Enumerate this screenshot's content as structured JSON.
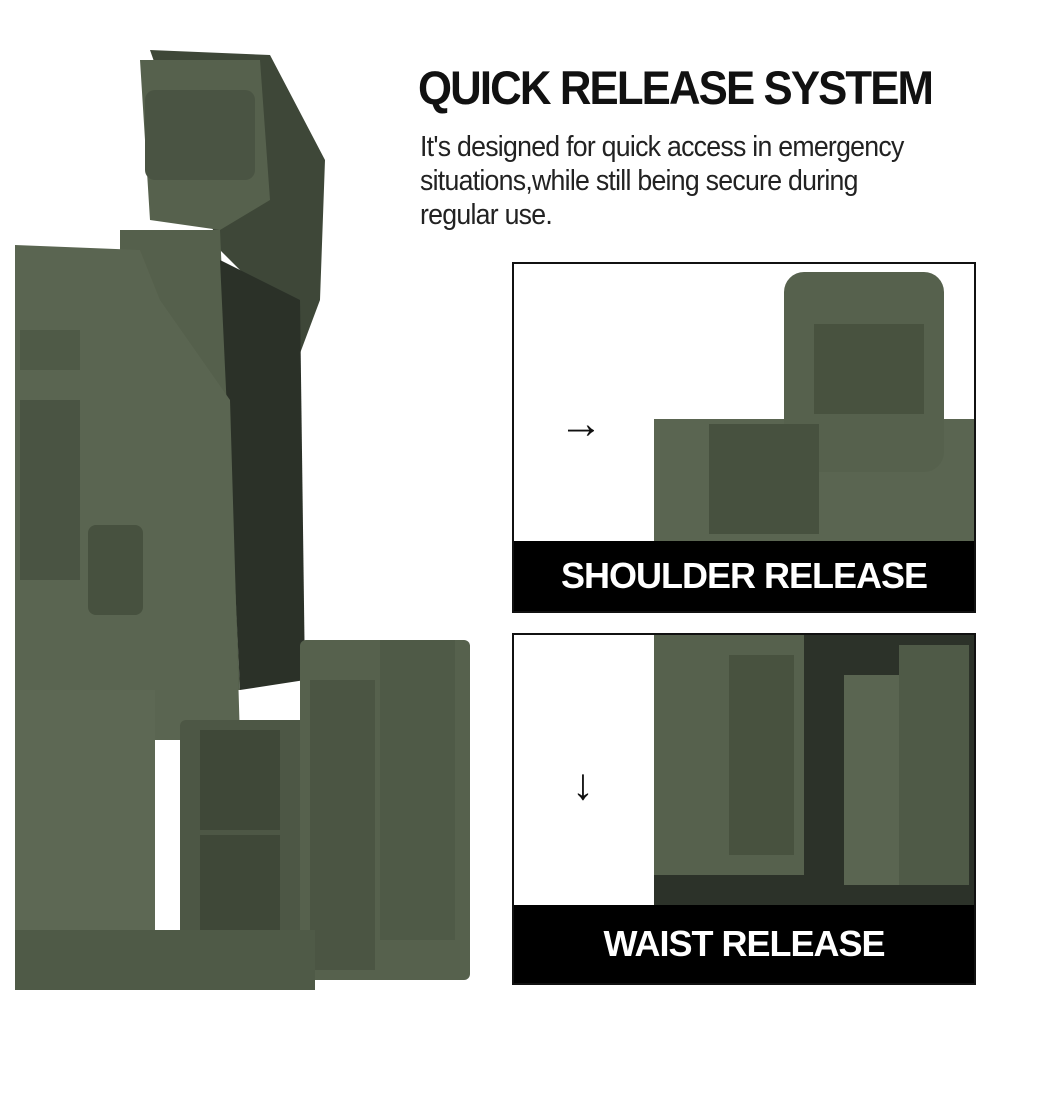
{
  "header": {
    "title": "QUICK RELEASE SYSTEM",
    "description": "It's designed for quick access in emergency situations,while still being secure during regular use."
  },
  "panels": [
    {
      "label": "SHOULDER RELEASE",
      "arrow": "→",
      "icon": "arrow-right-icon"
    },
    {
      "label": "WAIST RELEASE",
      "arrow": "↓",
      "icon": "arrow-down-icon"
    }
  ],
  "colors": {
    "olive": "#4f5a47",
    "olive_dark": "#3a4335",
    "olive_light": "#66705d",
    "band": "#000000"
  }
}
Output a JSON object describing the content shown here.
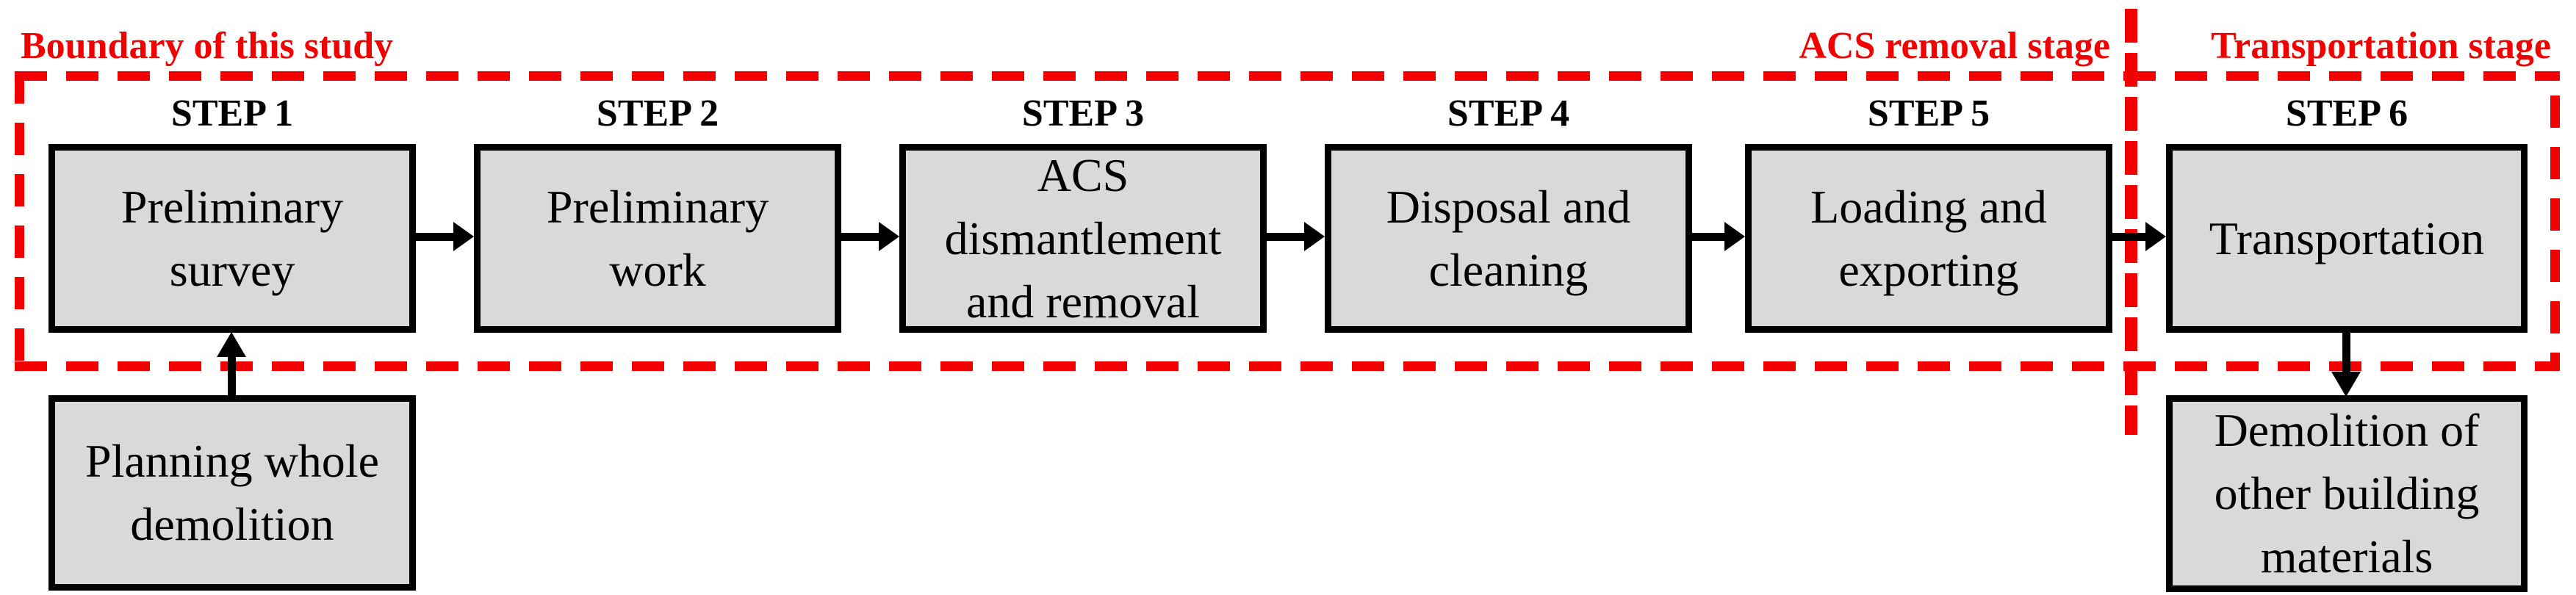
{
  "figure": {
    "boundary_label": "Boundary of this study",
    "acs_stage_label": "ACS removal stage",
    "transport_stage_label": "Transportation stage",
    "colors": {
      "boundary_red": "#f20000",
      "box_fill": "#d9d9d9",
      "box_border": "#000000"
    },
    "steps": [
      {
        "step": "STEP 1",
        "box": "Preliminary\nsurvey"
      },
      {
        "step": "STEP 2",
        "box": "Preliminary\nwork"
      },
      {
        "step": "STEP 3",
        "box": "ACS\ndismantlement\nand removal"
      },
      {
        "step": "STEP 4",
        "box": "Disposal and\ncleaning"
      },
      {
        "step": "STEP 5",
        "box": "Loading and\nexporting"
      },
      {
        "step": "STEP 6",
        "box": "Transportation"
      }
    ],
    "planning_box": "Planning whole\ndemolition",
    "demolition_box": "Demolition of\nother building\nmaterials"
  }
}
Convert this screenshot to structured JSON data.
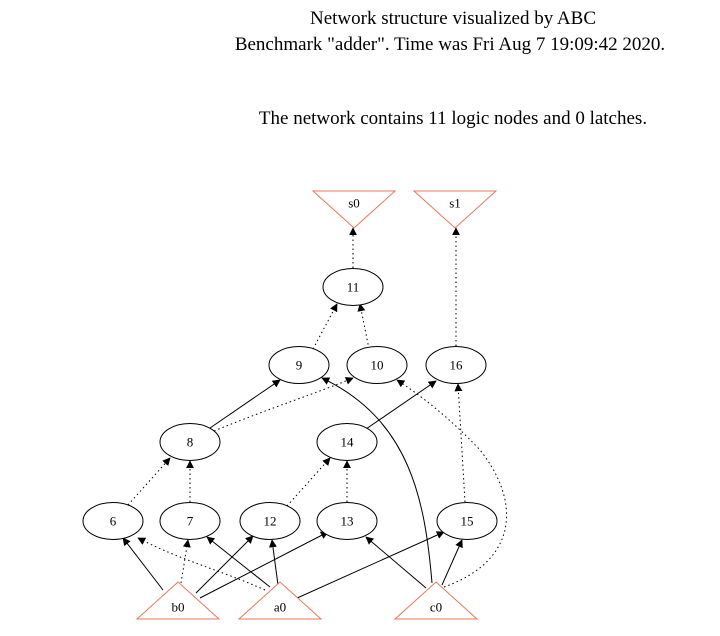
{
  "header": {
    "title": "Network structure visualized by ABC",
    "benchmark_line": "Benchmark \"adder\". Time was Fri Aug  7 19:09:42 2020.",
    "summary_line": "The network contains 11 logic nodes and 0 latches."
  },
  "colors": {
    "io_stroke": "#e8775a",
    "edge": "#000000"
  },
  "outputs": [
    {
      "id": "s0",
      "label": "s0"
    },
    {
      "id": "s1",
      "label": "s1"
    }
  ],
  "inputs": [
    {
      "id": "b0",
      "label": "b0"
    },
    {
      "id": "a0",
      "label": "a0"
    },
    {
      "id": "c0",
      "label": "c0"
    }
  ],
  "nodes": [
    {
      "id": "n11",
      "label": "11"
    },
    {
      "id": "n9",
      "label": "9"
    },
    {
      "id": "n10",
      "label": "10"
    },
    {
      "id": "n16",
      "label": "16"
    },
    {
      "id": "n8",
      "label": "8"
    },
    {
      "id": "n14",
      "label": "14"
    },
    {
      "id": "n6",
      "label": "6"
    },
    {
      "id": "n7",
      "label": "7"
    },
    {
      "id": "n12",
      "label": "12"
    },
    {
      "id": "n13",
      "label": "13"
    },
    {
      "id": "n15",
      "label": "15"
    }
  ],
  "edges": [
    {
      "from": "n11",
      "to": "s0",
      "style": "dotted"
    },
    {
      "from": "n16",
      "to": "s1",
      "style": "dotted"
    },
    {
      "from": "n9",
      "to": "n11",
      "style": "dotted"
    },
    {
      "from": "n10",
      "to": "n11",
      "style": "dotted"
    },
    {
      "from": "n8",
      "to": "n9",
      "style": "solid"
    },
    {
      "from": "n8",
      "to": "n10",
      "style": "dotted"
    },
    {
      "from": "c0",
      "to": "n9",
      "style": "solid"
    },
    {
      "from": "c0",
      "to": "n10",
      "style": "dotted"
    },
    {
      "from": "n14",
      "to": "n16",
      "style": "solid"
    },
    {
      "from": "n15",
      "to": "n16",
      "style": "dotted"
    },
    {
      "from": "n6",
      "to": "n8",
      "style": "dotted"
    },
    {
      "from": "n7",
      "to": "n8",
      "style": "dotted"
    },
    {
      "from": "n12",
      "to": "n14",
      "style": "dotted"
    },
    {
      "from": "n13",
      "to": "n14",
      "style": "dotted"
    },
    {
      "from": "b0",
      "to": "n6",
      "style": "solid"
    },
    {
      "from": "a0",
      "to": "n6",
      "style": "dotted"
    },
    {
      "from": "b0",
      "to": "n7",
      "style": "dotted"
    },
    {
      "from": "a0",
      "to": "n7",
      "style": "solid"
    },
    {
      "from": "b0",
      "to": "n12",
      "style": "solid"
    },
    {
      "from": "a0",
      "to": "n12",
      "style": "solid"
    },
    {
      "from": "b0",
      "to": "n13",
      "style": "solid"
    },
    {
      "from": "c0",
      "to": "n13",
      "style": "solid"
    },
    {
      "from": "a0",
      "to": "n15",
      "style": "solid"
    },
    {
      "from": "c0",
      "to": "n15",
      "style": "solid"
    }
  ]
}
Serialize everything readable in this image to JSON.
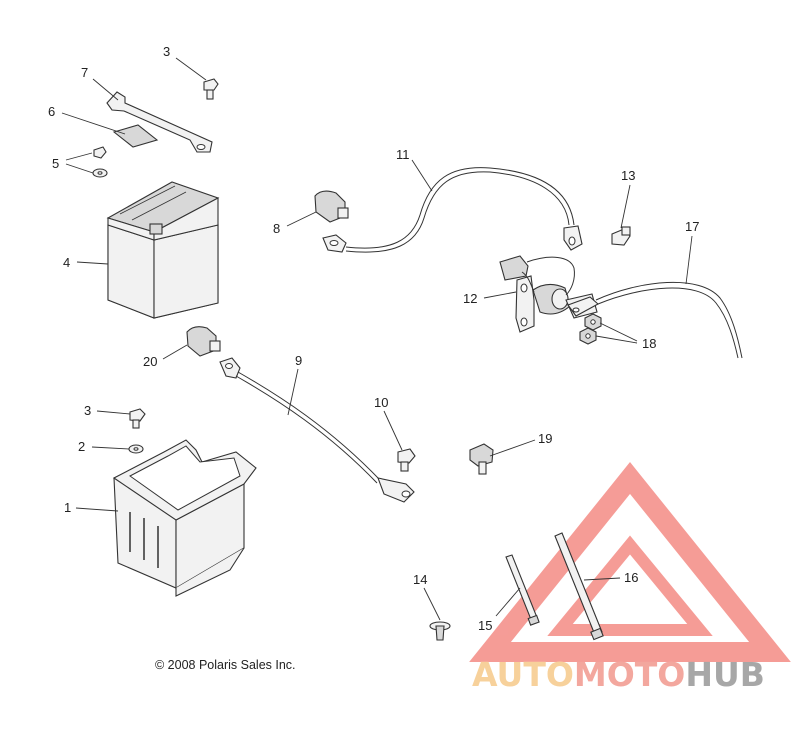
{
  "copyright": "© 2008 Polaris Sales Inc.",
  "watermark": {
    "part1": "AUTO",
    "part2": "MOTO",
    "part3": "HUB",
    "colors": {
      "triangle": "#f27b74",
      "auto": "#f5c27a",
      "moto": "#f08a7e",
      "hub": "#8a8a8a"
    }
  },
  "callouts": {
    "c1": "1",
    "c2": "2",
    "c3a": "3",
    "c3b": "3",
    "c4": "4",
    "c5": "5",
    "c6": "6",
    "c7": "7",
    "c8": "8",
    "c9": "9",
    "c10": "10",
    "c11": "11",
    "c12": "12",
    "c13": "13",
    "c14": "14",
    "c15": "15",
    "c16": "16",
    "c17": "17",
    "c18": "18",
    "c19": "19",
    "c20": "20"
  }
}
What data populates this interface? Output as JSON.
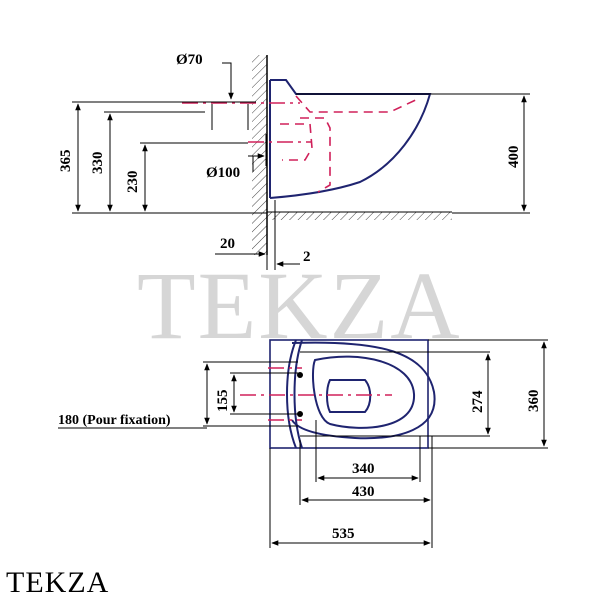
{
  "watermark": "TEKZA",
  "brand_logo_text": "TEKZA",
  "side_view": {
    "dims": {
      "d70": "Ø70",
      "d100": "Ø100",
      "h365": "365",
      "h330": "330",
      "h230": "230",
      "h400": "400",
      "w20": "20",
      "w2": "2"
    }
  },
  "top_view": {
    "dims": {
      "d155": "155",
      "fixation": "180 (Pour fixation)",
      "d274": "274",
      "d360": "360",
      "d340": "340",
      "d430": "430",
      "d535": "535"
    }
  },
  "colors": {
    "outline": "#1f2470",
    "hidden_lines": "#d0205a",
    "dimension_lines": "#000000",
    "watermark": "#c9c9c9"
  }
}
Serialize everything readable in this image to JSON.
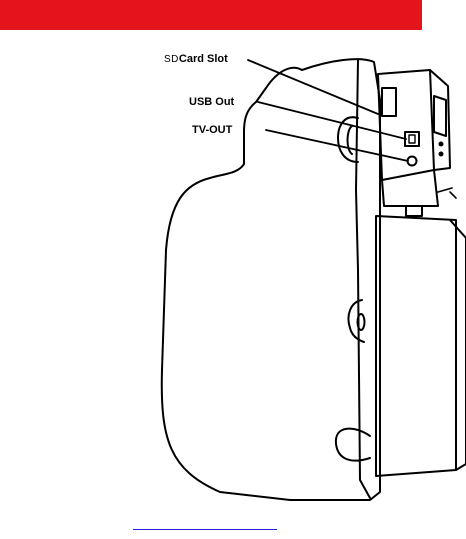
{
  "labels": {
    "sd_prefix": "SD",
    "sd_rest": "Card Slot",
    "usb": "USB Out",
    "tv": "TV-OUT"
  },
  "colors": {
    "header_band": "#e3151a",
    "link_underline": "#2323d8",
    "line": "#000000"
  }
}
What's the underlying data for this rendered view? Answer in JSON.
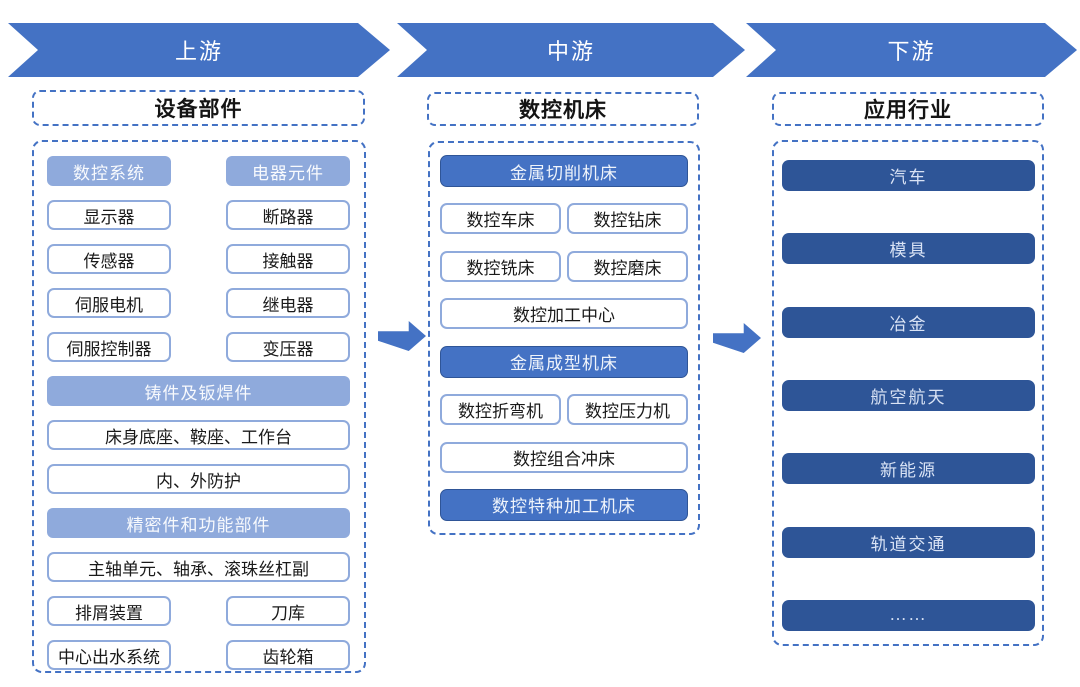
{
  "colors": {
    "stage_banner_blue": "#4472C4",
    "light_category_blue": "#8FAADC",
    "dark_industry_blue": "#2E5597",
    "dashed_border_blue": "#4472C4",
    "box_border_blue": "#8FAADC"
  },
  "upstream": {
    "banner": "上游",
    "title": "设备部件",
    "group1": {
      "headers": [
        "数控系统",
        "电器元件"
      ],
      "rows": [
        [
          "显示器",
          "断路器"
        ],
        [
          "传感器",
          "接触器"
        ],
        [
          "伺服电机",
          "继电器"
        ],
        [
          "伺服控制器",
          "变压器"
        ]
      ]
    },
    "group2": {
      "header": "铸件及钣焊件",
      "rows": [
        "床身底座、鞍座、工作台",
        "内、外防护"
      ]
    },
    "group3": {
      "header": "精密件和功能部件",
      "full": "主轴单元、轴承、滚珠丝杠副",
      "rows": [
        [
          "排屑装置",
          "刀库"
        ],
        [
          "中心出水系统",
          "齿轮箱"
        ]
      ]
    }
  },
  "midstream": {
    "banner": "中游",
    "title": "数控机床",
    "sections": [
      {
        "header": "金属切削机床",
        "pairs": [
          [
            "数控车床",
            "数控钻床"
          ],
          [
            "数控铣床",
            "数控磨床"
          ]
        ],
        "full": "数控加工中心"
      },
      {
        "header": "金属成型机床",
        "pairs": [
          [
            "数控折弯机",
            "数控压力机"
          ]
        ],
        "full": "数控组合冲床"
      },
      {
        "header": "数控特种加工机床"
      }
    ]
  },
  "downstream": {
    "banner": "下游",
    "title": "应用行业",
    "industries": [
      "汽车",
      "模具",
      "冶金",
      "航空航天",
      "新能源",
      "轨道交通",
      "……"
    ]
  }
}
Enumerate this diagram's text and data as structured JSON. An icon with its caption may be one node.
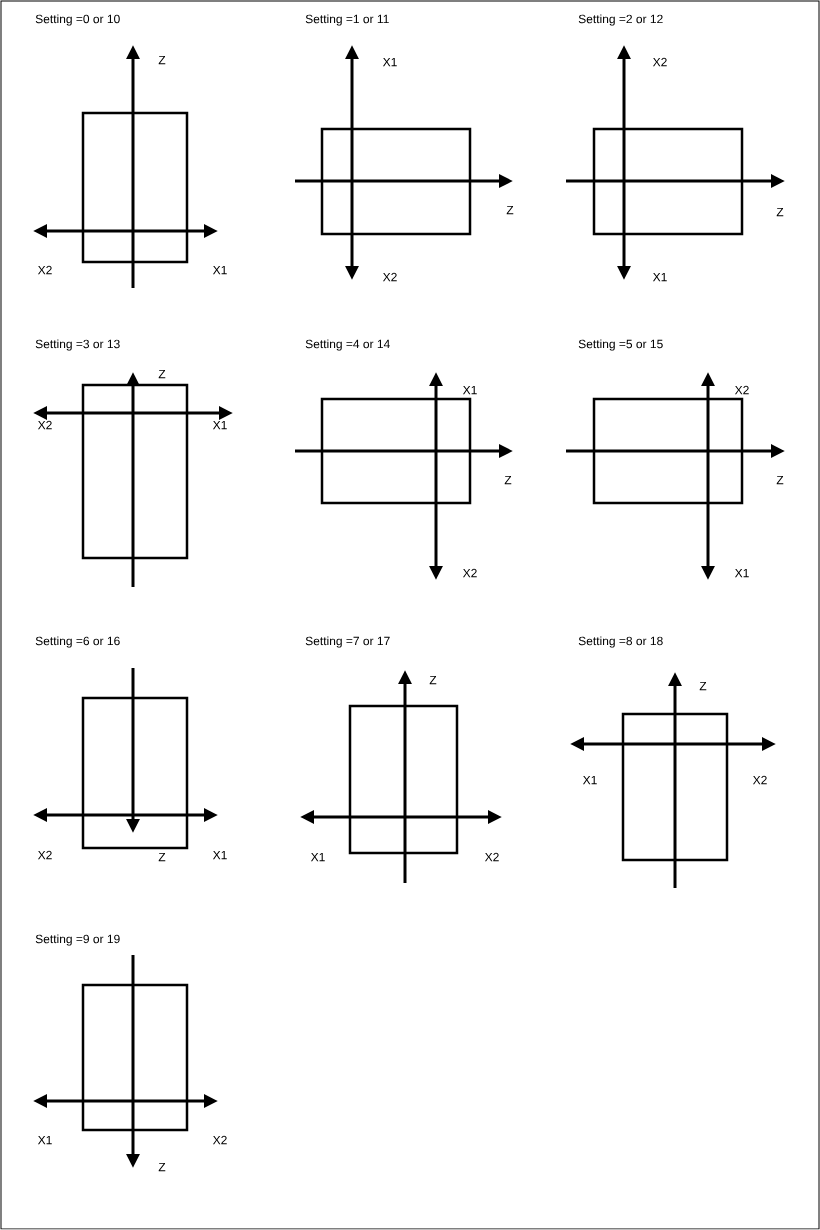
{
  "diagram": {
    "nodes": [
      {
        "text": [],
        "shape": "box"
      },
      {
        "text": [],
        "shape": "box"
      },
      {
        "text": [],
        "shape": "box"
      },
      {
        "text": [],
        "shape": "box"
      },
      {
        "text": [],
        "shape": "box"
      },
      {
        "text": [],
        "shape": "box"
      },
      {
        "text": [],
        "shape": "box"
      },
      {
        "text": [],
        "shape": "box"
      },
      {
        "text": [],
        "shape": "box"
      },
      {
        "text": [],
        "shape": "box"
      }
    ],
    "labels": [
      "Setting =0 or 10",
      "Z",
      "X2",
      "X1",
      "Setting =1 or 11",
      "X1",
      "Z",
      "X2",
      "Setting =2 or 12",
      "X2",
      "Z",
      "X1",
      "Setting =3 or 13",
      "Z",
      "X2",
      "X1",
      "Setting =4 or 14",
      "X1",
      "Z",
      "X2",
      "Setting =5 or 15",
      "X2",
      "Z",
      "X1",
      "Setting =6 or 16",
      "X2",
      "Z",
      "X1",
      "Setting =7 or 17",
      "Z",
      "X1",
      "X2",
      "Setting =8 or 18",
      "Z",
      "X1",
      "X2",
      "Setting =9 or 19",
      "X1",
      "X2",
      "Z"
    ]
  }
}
____
Your objective.
Locate the string "TEKZA" in the listing above and copy every line where it occurs.

Problem solution.
  "watermark": "TEKZA",
  "brand_logo_text": "TEKZA",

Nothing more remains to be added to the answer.